Repeat everything in the material exactly.
━━━ EXERCISE INPUTS ━━━
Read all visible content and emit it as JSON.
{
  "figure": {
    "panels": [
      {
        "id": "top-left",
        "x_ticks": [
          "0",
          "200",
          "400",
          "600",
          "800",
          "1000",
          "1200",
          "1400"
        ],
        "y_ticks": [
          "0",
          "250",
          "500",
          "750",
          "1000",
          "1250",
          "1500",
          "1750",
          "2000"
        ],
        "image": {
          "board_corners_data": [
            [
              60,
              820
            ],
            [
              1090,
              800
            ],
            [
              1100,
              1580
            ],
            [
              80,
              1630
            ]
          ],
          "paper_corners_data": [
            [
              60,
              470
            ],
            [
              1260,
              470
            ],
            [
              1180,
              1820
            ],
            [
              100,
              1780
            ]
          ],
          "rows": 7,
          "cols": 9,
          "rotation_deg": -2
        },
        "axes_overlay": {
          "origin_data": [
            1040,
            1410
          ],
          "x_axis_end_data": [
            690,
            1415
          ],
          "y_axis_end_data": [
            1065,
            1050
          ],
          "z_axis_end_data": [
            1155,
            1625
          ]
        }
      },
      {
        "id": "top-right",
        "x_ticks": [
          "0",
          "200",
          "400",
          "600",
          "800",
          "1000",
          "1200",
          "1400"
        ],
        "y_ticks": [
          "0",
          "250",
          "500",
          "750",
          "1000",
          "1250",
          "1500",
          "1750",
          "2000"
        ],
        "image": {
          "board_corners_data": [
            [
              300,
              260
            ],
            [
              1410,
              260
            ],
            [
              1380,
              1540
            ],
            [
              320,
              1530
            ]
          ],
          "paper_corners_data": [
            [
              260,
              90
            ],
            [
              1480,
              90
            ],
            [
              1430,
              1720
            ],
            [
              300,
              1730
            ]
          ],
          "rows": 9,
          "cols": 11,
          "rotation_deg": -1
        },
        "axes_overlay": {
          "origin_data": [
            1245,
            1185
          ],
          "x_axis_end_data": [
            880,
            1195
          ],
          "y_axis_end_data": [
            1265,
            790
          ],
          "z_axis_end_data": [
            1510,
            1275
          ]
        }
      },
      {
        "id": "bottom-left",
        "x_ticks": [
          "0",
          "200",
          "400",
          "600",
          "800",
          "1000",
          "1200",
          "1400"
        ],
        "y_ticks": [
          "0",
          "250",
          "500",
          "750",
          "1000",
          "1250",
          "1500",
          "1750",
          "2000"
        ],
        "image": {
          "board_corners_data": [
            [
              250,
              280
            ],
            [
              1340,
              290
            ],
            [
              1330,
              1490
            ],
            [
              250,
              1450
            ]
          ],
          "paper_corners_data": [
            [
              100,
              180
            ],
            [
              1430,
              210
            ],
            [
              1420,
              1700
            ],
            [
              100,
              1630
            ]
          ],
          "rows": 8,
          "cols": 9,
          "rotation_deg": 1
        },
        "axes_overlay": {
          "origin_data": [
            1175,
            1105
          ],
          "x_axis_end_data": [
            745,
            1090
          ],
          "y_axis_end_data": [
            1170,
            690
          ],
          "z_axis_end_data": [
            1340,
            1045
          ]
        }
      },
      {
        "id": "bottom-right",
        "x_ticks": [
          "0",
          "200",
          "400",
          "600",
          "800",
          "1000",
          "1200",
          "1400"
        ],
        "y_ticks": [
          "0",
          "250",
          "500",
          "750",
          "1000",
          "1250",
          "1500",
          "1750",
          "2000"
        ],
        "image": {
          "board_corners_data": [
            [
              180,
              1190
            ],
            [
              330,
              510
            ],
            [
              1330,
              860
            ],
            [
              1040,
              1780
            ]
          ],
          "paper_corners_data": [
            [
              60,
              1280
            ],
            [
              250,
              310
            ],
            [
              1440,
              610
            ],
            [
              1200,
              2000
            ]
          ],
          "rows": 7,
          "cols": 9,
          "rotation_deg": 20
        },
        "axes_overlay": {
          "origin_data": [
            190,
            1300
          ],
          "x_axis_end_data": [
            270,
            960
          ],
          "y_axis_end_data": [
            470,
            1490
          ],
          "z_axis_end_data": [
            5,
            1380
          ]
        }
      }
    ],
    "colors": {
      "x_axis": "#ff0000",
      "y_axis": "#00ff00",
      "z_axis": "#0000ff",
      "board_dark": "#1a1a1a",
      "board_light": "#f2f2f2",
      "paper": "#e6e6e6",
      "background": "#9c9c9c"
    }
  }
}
━━━
SOLVED EXERCISE »
Read all visible content and emit it as JSON.
{
  "figure": {
    "panels": [
      {
        "id": "top-left",
        "x_ticks": [
          "0",
          "200",
          "400",
          "600",
          "800",
          "1000",
          "1200",
          "1400"
        ],
        "y_ticks": [
          "0",
          "250",
          "500",
          "750",
          "1000",
          "1250",
          "1500",
          "1750",
          "2000"
        ],
        "image": {
          "board_corners_data": [
            [
              60,
              820
            ],
            [
              1090,
              800
            ],
            [
              1100,
              1580
            ],
            [
              80,
              1630
            ]
          ],
          "paper_corners_data": [
            [
              60,
              470
            ],
            [
              1260,
              470
            ],
            [
              1180,
              1820
            ],
            [
              100,
              1780
            ]
          ],
          "rows": 7,
          "cols": 9,
          "rotation_deg": -2
        },
        "axes_overlay": {
          "origin_data": [
            1040,
            1410
          ],
          "x_axis_end_data": [
            690,
            1415
          ],
          "y_axis_end_data": [
            1065,
            1050
          ],
          "z_axis_end_data": [
            1155,
            1625
          ]
        }
      },
      {
        "id": "top-right",
        "x_ticks": [
          "0",
          "200",
          "400",
          "600",
          "800",
          "1000",
          "1200",
          "1400"
        ],
        "y_ticks": [
          "0",
          "250",
          "500",
          "750",
          "1000",
          "1250",
          "1500",
          "1750",
          "2000"
        ],
        "image": {
          "board_corners_data": [
            [
              300,
              260
            ],
            [
              1410,
              260
            ],
            [
              1380,
              1540
            ],
            [
              320,
              1530
            ]
          ],
          "paper_corners_data": [
            [
              260,
              90
            ],
            [
              1480,
              90
            ],
            [
              1430,
              1720
            ],
            [
              300,
              1730
            ]
          ],
          "rows": 9,
          "cols": 11,
          "rotation_deg": -1
        },
        "axes_overlay": {
          "origin_data": [
            1245,
            1185
          ],
          "x_axis_end_data": [
            880,
            1195
          ],
          "y_axis_end_data": [
            1265,
            790
          ],
          "z_axis_end_data": [
            1510,
            1275
          ]
        }
      },
      {
        "id": "bottom-left",
        "x_ticks": [
          "0",
          "200",
          "400",
          "600",
          "800",
          "1000",
          "1200",
          "1400"
        ],
        "y_ticks": [
          "0",
          "250",
          "500",
          "750",
          "1000",
          "1250",
          "1500",
          "1750",
          "2000"
        ],
        "image": {
          "board_corners_data": [
            [
              250,
              280
            ],
            [
              1340,
              290
            ],
            [
              1330,
              1490
            ],
            [
              250,
              1450
            ]
          ],
          "paper_corners_data": [
            [
              100,
              180
            ],
            [
              1430,
              210
            ],
            [
              1420,
              1700
            ],
            [
              100,
              1630
            ]
          ],
          "rows": 8,
          "cols": 9,
          "rotation_deg": 1
        },
        "axes_overlay": {
          "origin_data": [
            1175,
            1105
          ],
          "x_axis_end_data": [
            745,
            1090
          ],
          "y_axis_end_data": [
            1170,
            690
          ],
          "z_axis_end_data": [
            1340,
            1045
          ]
        }
      },
      {
        "id": "bottom-right",
        "x_ticks": [
          "0",
          "200",
          "400",
          "600",
          "800",
          "1000",
          "1200",
          "1400"
        ],
        "y_ticks": [
          "0",
          "250",
          "500",
          "750",
          "1000",
          "1250",
          "1500",
          "1750",
          "2000"
        ],
        "image": {
          "board_corners_data": [
            [
              180,
              1190
            ],
            [
              330,
              510
            ],
            [
              1330,
              860
            ],
            [
              1040,
              1780
            ]
          ],
          "paper_corners_data": [
            [
              60,
              1280
            ],
            [
              250,
              310
            ],
            [
              1440,
              610
            ],
            [
              1200,
              2000
            ]
          ],
          "rows": 7,
          "cols": 9,
          "rotation_deg": 20
        },
        "axes_overlay": {
          "origin_data": [
            190,
            1300
          ],
          "x_axis_end_data": [
            270,
            960
          ],
          "y_axis_end_data": [
            470,
            1490
          ],
          "z_axis_end_data": [
            5,
            1380
          ]
        }
      }
    ],
    "colors": {
      "x_axis": "#ff0000",
      "y_axis": "#00ff00",
      "z_axis": "#0000ff",
      "board_dark": "#1a1a1a",
      "board_light": "#f2f2f2",
      "paper": "#e6e6e6",
      "background": "#9c9c9c"
    }
  }
}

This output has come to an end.